(begin)

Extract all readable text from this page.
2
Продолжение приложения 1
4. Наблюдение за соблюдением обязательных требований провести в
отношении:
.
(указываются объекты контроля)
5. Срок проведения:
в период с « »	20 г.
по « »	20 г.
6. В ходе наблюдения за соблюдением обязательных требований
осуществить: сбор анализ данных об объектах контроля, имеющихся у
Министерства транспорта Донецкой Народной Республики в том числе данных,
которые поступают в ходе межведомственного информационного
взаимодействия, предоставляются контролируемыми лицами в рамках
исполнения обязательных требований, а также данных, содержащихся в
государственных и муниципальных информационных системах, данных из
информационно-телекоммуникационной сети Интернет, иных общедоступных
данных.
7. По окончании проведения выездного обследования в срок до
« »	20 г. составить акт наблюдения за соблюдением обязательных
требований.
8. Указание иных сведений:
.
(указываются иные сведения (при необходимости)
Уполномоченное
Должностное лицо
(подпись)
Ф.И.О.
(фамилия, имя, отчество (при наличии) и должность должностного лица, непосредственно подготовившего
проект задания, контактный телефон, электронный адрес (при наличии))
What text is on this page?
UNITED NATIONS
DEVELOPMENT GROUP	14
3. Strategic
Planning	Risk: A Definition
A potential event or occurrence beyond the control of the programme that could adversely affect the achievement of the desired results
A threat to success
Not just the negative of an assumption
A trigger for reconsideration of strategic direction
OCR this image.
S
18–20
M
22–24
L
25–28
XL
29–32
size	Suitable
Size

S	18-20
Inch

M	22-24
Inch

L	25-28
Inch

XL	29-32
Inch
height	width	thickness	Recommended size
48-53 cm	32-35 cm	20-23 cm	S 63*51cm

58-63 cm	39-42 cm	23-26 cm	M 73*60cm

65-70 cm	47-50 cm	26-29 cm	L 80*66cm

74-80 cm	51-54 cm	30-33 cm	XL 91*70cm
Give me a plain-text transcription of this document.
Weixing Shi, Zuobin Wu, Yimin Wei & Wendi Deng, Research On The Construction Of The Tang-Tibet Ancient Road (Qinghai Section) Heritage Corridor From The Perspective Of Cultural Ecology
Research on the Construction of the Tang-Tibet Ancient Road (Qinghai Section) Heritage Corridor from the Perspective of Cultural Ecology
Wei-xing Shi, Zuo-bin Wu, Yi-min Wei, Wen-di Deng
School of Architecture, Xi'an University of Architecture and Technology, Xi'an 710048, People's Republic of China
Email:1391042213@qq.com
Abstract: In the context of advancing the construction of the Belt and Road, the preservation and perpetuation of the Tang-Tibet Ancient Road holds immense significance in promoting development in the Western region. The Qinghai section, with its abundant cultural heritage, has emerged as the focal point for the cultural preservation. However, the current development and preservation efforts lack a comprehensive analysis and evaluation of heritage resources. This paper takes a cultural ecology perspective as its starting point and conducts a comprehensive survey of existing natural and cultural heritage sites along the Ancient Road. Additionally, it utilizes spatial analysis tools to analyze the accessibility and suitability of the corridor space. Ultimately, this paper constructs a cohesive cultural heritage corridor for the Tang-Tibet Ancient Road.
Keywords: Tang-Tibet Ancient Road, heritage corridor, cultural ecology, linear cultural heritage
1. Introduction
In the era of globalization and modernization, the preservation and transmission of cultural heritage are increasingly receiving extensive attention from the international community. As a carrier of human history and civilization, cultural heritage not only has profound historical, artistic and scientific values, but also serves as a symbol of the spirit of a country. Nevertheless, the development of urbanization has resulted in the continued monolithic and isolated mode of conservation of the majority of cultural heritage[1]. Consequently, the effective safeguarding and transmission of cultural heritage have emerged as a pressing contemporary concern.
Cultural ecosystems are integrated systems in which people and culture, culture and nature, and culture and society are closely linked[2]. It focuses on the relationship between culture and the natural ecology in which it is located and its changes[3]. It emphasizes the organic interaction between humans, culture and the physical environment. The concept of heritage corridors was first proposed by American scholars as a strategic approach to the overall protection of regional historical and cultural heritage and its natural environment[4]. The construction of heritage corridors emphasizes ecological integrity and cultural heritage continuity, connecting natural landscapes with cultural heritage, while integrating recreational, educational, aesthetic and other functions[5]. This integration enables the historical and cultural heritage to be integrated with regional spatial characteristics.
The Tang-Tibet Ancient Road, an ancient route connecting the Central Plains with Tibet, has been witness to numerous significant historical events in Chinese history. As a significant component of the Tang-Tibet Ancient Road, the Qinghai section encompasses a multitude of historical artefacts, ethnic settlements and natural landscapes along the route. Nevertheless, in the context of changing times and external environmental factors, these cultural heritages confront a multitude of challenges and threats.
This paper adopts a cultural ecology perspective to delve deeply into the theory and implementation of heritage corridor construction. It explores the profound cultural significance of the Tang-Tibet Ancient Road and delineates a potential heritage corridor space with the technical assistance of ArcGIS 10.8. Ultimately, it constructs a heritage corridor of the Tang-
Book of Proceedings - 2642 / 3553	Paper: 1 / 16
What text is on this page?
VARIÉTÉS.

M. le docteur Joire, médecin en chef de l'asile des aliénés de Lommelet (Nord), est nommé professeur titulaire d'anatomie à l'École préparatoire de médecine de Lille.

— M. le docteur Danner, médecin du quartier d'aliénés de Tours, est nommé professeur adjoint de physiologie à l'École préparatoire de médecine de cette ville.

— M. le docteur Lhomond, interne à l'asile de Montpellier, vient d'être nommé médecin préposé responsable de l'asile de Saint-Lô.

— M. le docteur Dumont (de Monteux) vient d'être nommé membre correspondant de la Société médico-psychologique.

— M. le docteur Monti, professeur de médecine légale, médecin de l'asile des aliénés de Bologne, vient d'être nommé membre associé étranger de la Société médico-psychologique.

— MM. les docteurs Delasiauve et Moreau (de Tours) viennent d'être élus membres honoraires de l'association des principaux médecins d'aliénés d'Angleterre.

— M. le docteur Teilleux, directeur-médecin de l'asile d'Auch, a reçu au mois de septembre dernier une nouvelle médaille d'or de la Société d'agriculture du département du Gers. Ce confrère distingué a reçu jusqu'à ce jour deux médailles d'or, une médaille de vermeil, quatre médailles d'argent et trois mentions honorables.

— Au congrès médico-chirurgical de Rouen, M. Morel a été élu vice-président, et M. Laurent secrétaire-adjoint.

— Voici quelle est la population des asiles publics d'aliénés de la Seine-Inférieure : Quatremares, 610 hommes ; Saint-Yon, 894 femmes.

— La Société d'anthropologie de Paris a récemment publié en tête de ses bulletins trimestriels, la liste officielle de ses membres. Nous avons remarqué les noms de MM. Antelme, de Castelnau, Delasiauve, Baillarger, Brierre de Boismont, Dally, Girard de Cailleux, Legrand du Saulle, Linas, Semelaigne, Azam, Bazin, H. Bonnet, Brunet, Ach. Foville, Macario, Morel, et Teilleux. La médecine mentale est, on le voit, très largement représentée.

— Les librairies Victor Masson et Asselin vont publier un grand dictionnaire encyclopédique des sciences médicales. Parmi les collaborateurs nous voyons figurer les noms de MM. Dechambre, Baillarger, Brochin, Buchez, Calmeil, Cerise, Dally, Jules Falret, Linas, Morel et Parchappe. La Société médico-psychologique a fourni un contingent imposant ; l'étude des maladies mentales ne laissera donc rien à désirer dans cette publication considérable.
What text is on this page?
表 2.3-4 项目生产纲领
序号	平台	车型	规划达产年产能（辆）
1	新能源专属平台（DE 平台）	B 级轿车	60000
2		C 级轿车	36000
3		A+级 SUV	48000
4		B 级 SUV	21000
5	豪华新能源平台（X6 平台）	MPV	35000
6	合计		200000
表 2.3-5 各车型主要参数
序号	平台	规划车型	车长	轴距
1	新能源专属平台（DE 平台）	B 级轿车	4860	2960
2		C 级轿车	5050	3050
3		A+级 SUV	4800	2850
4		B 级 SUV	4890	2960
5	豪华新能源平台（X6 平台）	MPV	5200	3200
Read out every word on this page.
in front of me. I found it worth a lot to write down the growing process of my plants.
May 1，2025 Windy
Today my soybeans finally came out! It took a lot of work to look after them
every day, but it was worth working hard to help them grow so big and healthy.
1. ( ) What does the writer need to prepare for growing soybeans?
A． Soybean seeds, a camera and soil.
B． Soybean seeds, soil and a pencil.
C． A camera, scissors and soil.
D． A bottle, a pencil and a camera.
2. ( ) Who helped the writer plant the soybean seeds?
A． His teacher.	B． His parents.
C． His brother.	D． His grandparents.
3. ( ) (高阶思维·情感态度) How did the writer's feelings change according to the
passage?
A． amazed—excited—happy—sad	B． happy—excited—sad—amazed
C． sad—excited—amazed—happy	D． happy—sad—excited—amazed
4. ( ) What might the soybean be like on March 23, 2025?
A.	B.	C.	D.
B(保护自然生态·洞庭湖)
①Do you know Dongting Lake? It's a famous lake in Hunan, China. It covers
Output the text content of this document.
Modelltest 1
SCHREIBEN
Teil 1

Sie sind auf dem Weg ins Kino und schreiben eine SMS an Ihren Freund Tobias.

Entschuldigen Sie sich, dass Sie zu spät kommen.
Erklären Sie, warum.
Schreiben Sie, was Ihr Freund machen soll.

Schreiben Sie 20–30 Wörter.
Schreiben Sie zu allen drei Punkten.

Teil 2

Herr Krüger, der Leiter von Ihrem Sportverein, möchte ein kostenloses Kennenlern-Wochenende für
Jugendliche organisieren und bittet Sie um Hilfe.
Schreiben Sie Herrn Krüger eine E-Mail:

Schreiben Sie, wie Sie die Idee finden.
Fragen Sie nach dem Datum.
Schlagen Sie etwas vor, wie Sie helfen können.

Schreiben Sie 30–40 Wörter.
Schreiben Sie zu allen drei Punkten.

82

(end)

#### The problem
Show the lines of the records that include the string "豪华新能源平台".

#### Response
5	豪华新能源平台（X6 平台）	MPV	35000
5	豪华新能源平台（X6 平台）	MPV	5200	3200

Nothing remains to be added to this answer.